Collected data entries
— begin —

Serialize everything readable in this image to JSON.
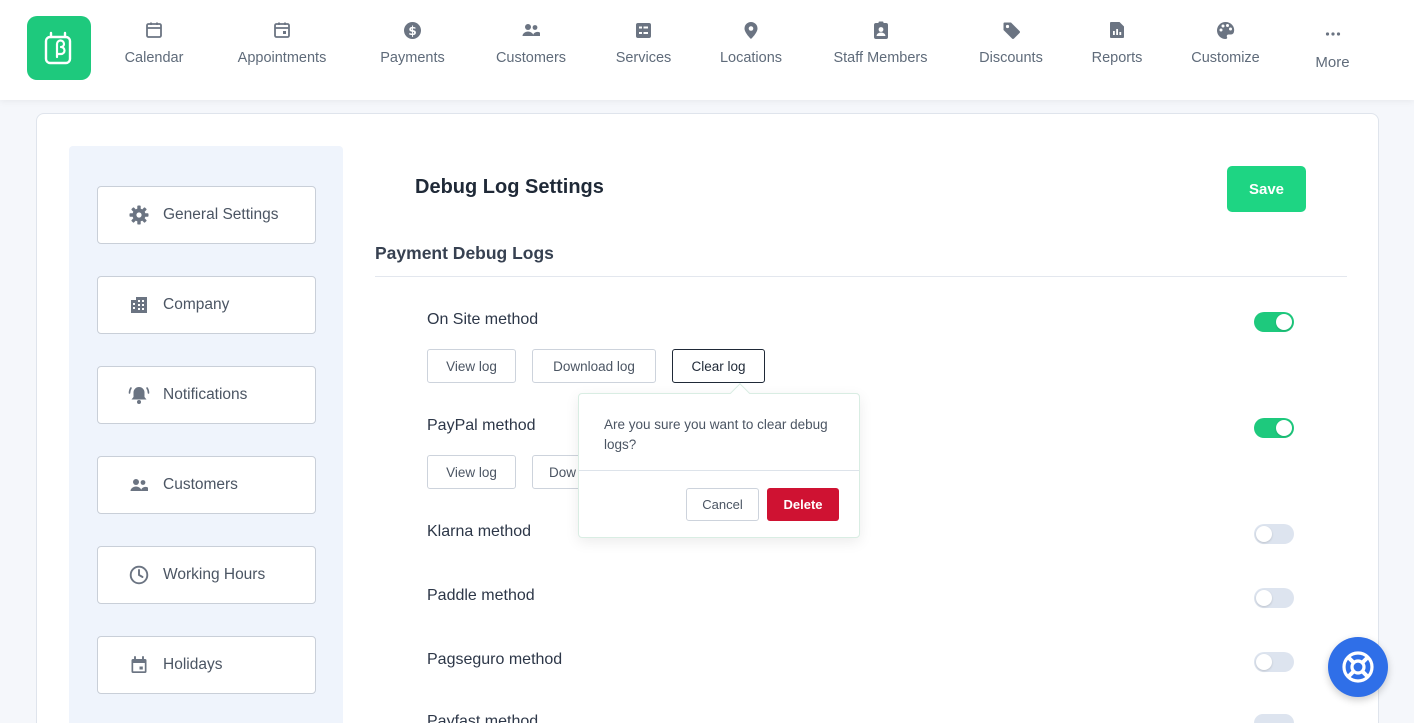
{
  "nav": {
    "logo_icon": "booking-logo-icon",
    "items": [
      {
        "label": "Calendar",
        "icon": "calendar-icon"
      },
      {
        "label": "Appointments",
        "icon": "calendar-check-icon"
      },
      {
        "label": "Payments",
        "icon": "dollar-circle-icon"
      },
      {
        "label": "Customers",
        "icon": "users-icon"
      },
      {
        "label": "Services",
        "icon": "list-box-icon"
      },
      {
        "label": "Locations",
        "icon": "map-pin-icon"
      },
      {
        "label": "Staff Members",
        "icon": "id-badge-icon"
      },
      {
        "label": "Discounts",
        "icon": "tag-icon"
      },
      {
        "label": "Reports",
        "icon": "report-icon"
      },
      {
        "label": "Customize",
        "icon": "palette-icon"
      },
      {
        "label": "More",
        "icon": "ellipsis-icon"
      }
    ]
  },
  "sidebar": {
    "items": [
      {
        "label": "General Settings",
        "icon": "gear-icon"
      },
      {
        "label": "Company",
        "icon": "building-icon"
      },
      {
        "label": "Notifications",
        "icon": "bell-icon"
      },
      {
        "label": "Customers",
        "icon": "users-icon"
      },
      {
        "label": "Working Hours",
        "icon": "clock-icon"
      },
      {
        "label": "Holidays",
        "icon": "calendar-icon"
      }
    ]
  },
  "main": {
    "title": "Debug Log Settings",
    "save_label": "Save",
    "section_title": "Payment Debug Logs",
    "view_log_label": "View log",
    "download_log_label": "Download log",
    "clear_log_label": "Clear log",
    "methods": [
      {
        "label": "On Site method",
        "enabled": true
      },
      {
        "label": "PayPal method",
        "enabled": true
      },
      {
        "label": "Klarna method",
        "enabled": false
      },
      {
        "label": "Paddle method",
        "enabled": false
      },
      {
        "label": "Pagseguro method",
        "enabled": false
      },
      {
        "label": "Payfast method",
        "enabled": false
      }
    ],
    "paypal_download_partial": "Dow"
  },
  "popover": {
    "message": "Are you sure you want to clear debug logs?",
    "cancel_label": "Cancel",
    "delete_label": "Delete"
  },
  "help": {
    "icon": "lifebuoy-icon"
  },
  "colors": {
    "accent": "#1ec97d",
    "danger": "#cf1232",
    "help": "#2f6fe8"
  }
}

— end —

GIVEN EXERCISE
Copy out each line word for word, please, skipping the images.

REPLY
Serialize everything readable in this image to JSON.
{
  "nav": {
    "logo_icon": "booking-logo-icon",
    "items": [
      {
        "label": "Calendar",
        "icon": "calendar-icon"
      },
      {
        "label": "Appointments",
        "icon": "calendar-check-icon"
      },
      {
        "label": "Payments",
        "icon": "dollar-circle-icon"
      },
      {
        "label": "Customers",
        "icon": "users-icon"
      },
      {
        "label": "Services",
        "icon": "list-box-icon"
      },
      {
        "label": "Locations",
        "icon": "map-pin-icon"
      },
      {
        "label": "Staff Members",
        "icon": "id-badge-icon"
      },
      {
        "label": "Discounts",
        "icon": "tag-icon"
      },
      {
        "label": "Reports",
        "icon": "report-icon"
      },
      {
        "label": "Customize",
        "icon": "palette-icon"
      },
      {
        "label": "More",
        "icon": "ellipsis-icon"
      }
    ]
  },
  "sidebar": {
    "items": [
      {
        "label": "General Settings",
        "icon": "gear-icon"
      },
      {
        "label": "Company",
        "icon": "building-icon"
      },
      {
        "label": "Notifications",
        "icon": "bell-icon"
      },
      {
        "label": "Customers",
        "icon": "users-icon"
      },
      {
        "label": "Working Hours",
        "icon": "clock-icon"
      },
      {
        "label": "Holidays",
        "icon": "calendar-icon"
      }
    ]
  },
  "main": {
    "title": "Debug Log Settings",
    "save_label": "Save",
    "section_title": "Payment Debug Logs",
    "view_log_label": "View log",
    "download_log_label": "Download log",
    "clear_log_label": "Clear log",
    "methods": [
      {
        "label": "On Site method",
        "enabled": true
      },
      {
        "label": "PayPal method",
        "enabled": true
      },
      {
        "label": "Klarna method",
        "enabled": false
      },
      {
        "label": "Paddle method",
        "enabled": false
      },
      {
        "label": "Pagseguro method",
        "enabled": false
      },
      {
        "label": "Payfast method",
        "enabled": false
      }
    ],
    "paypal_download_partial": "Dow"
  },
  "popover": {
    "message": "Are you sure you want to clear debug logs?",
    "cancel_label": "Cancel",
    "delete_label": "Delete"
  },
  "help": {
    "icon": "lifebuoy-icon"
  },
  "colors": {
    "accent": "#1ec97d",
    "danger": "#cf1232",
    "help": "#2f6fe8"
  }
}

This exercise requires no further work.